[Dataset items]
□ □ □ □ □

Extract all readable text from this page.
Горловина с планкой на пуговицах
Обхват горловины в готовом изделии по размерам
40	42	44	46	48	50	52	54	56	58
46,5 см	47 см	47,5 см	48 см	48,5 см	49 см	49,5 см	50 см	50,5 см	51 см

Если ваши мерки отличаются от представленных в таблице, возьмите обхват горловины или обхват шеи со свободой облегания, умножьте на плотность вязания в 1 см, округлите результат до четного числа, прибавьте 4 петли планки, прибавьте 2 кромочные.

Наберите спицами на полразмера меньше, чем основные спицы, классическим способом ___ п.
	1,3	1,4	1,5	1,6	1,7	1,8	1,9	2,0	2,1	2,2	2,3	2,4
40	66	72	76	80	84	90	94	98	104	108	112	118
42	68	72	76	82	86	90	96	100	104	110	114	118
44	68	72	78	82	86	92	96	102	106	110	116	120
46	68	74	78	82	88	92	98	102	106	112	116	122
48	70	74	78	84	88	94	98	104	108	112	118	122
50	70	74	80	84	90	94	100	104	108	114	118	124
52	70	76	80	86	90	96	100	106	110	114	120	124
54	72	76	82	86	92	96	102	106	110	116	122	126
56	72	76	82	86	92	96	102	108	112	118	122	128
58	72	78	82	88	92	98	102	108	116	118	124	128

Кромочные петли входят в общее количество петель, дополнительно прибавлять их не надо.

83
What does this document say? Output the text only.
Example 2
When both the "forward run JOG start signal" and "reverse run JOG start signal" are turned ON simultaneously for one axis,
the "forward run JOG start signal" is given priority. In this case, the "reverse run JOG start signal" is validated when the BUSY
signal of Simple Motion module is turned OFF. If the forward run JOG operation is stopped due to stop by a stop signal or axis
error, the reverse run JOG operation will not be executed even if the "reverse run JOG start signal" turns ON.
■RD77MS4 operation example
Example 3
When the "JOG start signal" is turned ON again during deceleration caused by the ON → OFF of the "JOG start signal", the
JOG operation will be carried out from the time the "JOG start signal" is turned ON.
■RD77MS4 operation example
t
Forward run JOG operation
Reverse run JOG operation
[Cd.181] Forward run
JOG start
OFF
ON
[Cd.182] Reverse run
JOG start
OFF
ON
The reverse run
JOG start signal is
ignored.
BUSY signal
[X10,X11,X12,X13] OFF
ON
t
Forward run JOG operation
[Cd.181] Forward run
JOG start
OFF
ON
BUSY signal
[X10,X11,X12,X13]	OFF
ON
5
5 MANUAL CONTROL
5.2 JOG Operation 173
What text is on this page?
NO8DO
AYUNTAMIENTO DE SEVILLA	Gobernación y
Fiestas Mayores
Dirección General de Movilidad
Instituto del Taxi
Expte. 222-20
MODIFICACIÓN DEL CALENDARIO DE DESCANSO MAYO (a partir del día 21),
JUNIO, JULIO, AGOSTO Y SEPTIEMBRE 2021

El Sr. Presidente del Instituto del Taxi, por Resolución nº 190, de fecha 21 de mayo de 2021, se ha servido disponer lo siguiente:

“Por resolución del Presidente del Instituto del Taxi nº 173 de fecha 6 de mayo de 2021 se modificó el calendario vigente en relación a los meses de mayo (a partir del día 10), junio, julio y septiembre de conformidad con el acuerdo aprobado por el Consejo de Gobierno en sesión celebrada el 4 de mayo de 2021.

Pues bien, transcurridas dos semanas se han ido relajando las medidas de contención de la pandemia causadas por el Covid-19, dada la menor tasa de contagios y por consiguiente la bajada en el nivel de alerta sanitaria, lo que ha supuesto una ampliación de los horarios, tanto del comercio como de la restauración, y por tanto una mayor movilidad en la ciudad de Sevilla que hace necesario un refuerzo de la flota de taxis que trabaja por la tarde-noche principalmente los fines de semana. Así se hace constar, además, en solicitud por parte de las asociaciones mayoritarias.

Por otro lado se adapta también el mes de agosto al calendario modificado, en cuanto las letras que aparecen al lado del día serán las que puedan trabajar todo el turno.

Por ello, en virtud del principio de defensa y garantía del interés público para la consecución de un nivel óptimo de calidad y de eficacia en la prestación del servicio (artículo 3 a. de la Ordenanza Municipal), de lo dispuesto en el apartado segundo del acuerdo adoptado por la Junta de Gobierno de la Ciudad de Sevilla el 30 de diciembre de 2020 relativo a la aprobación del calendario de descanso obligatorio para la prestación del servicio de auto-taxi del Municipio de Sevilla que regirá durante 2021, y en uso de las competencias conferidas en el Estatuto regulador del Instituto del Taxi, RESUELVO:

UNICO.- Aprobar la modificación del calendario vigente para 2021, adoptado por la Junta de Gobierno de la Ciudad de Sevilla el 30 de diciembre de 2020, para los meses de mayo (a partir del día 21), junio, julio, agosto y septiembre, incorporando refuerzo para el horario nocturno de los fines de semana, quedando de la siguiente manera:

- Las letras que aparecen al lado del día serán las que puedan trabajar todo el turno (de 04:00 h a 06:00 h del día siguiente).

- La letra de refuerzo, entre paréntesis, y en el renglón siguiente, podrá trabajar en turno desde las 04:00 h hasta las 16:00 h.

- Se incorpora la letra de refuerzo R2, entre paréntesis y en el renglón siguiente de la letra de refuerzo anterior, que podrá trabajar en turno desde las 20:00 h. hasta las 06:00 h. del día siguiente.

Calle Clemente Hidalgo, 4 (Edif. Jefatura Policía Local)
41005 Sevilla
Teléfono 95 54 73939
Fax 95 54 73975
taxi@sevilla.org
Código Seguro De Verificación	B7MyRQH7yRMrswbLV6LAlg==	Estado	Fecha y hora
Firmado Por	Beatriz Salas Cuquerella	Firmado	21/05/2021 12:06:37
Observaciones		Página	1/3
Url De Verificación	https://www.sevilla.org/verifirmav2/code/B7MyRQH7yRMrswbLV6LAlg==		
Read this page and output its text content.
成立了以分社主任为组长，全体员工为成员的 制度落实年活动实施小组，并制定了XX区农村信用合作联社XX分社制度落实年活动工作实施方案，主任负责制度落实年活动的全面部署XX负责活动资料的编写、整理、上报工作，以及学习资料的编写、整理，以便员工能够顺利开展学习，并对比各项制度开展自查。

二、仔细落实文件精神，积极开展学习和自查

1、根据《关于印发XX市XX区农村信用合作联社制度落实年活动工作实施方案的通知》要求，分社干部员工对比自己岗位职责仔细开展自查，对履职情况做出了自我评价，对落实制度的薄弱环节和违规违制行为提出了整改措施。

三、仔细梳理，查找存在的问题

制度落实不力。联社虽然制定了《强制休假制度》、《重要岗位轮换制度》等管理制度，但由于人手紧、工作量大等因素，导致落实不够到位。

□ □ □ □ □

■ EXERCISE DIRECTIONS:
Output the data above exactly, please, line for line.

■ TASK SOLUTION:
Extract all readable text from this page.
Горловина с планкой на пуговицах
Обхват горловины в готовом изделии по размерам
40	42	44	46	48	50	52	54	56	58
46,5 см	47 см	47,5 см	48 см	48,5 см	49 см	49,5 см	50 см	50,5 см	51 см

Если ваши мерки отличаются от представленных в таблице, возьмите обхват горловины или обхват шеи со свободой облегания, умножьте на плотность вязания в 1 см, округлите результат до четного числа, прибавьте 4 петли планки, прибавьте 2 кромочные.

Наберите спицами на полразмера меньше, чем основные спицы, классическим способом ___ п.
	1,3	1,4	1,5	1,6	1,7	1,8	1,9	2,0	2,1	2,2	2,3	2,4
40	66	72	76	80	84	90	94	98	104	108	112	118
42	68	72	76	82	86	90	96	100	104	110	114	118
44	68	72	78	82	86	92	96	102	106	110	116	120
46	68	74	78	82	88	92	98	102	106	112	116	122
48	70	74	78	84	88	94	98	104	108	112	118	122
50	70	74	80	84	90	94	100	104	108	114	118	124
52	70	76	80	86	90	96	100	106	110	114	120	124
54	72	76	82	86	92	96	102	106	110	116	122	126
56	72	76	82	86	92	96	102	108	112	118	122	128
58	72	78	82	88	92	98	102	108	116	118	124	128

Кромочные петли входят в общее количество петель, дополнительно прибавлять их не надо.

83
What does this document say? Output the text only.
Example 2
When both the "forward run JOG start signal" and "reverse run JOG start signal" are turned ON simultaneously for one axis,
the "forward run JOG start signal" is given priority. In this case, the "reverse run JOG start signal" is validated when the BUSY
signal of Simple Motion module is turned OFF. If the forward run JOG operation is stopped due to stop by a stop signal or axis
error, the reverse run JOG operation will not be executed even if the "reverse run JOG start signal" turns ON.
■RD77MS4 operation example
Example 3
When the "JOG start signal" is turned ON again during deceleration caused by the ON → OFF of the "JOG start signal", the
JOG operation will be carried out from the time the "JOG start signal" is turned ON.
■RD77MS4 operation example
t
Forward run JOG operation
Reverse run JOG operation
[Cd.181] Forward run
JOG start
OFF
ON
[Cd.182] Reverse run
JOG start
OFF
ON
The reverse run
JOG start signal is
ignored.
BUSY signal
[X10,X11,X12,X13] OFF
ON
t
Forward run JOG operation
[Cd.181] Forward run
JOG start
OFF
ON
BUSY signal
[X10,X11,X12,X13]	OFF
ON
5
5 MANUAL CONTROL
5.2 JOG Operation 173
What text is on this page?
NO8DO
AYUNTAMIENTO DE SEVILLA	Gobernación y
Fiestas Mayores
Dirección General de Movilidad
Instituto del Taxi
Expte. 222-20
MODIFICACIÓN DEL CALENDARIO DE DESCANSO MAYO (a partir del día 21),
JUNIO, JULIO, AGOSTO Y SEPTIEMBRE 2021

El Sr. Presidente del Instituto del Taxi, por Resolución nº 190, de fecha 21 de mayo de 2021, se ha servido disponer lo siguiente:

“Por resolución del Presidente del Instituto del Taxi nº 173 de fecha 6 de mayo de 2021 se modificó el calendario vigente en relación a los meses de mayo (a partir del día 10), junio, julio y septiembre de conformidad con el acuerdo aprobado por el Consejo de Gobierno en sesión celebrada el 4 de mayo de 2021.

Pues bien, transcurridas dos semanas se han ido relajando las medidas de contención de la pandemia causadas por el Covid-19, dada la menor tasa de contagios y por consiguiente la bajada en el nivel de alerta sanitaria, lo que ha supuesto una ampliación de los horarios, tanto del comercio como de la restauración, y por tanto una mayor movilidad en la ciudad de Sevilla que hace necesario un refuerzo de la flota de taxis que trabaja por la tarde-noche principalmente los fines de semana. Así se hace constar, además, en solicitud por parte de las asociaciones mayoritarias.

Por otro lado se adapta también el mes de agosto al calendario modificado, en cuanto las letras que aparecen al lado del día serán las que puedan trabajar todo el turno.

Por ello, en virtud del principio de defensa y garantía del interés público para la consecución de un nivel óptimo de calidad y de eficacia en la prestación del servicio (artículo 3 a. de la Ordenanza Municipal), de lo dispuesto en el apartado segundo del acuerdo adoptado por la Junta de Gobierno de la Ciudad de Sevilla el 30 de diciembre de 2020 relativo a la aprobación del calendario de descanso obligatorio para la prestación del servicio de auto-taxi del Municipio de Sevilla que regirá durante 2021, y en uso de las competencias conferidas en el Estatuto regulador del Instituto del Taxi, RESUELVO:

UNICO.- Aprobar la modificación del calendario vigente para 2021, adoptado por la Junta de Gobierno de la Ciudad de Sevilla el 30 de diciembre de 2020, para los meses de mayo (a partir del día 21), junio, julio, agosto y septiembre, incorporando refuerzo para el horario nocturno de los fines de semana, quedando de la siguiente manera:

- Las letras que aparecen al lado del día serán las que puedan trabajar todo el turno (de 04:00 h a 06:00 h del día siguiente).

- La letra de refuerzo, entre paréntesis, y en el renglón siguiente, podrá trabajar en turno desde las 04:00 h hasta las 16:00 h.

- Se incorpora la letra de refuerzo R2, entre paréntesis y en el renglón siguiente de la letra de refuerzo anterior, que podrá trabajar en turno desde las 20:00 h. hasta las 06:00 h. del día siguiente.

Calle Clemente Hidalgo, 4 (Edif. Jefatura Policía Local)
41005 Sevilla
Teléfono 95 54 73939
Fax 95 54 73975
taxi@sevilla.org
Código Seguro De Verificación	B7MyRQH7yRMrswbLV6LAlg==	Estado	Fecha y hora
Firmado Por	Beatriz Salas Cuquerella	Firmado	21/05/2021 12:06:37
Observaciones		Página	1/3
Url De Verificación	https://www.sevilla.org/verifirmav2/code/B7MyRQH7yRMrswbLV6LAlg==		
Read this page and output its text content.
成立了以分社主任为组长，全体员工为成员的 制度落实年活动实施小组，并制定了XX区农村信用合作联社XX分社制度落实年活动工作实施方案，主任负责制度落实年活动的全面部署XX负责活动资料的编写、整理、上报工作，以及学习资料的编写、整理，以便员工能够顺利开展学习，并对比各项制度开展自查。

二、仔细落实文件精神，积极开展学习和自查

1、根据《关于印发XX市XX区农村信用合作联社制度落实年活动工作实施方案的通知》要求，分社干部员工对比自己岗位职责仔细开展自查，对履职情况做出了自我评价，对落实制度的薄弱环节和违规违制行为提出了整改措施。

三、仔细梳理，查找存在的问题

制度落实不力。联社虽然制定了《强制休假制度》、《重要岗位轮换制度》等管理制度，但由于人手紧、工作量大等因素，导致落实不够到位。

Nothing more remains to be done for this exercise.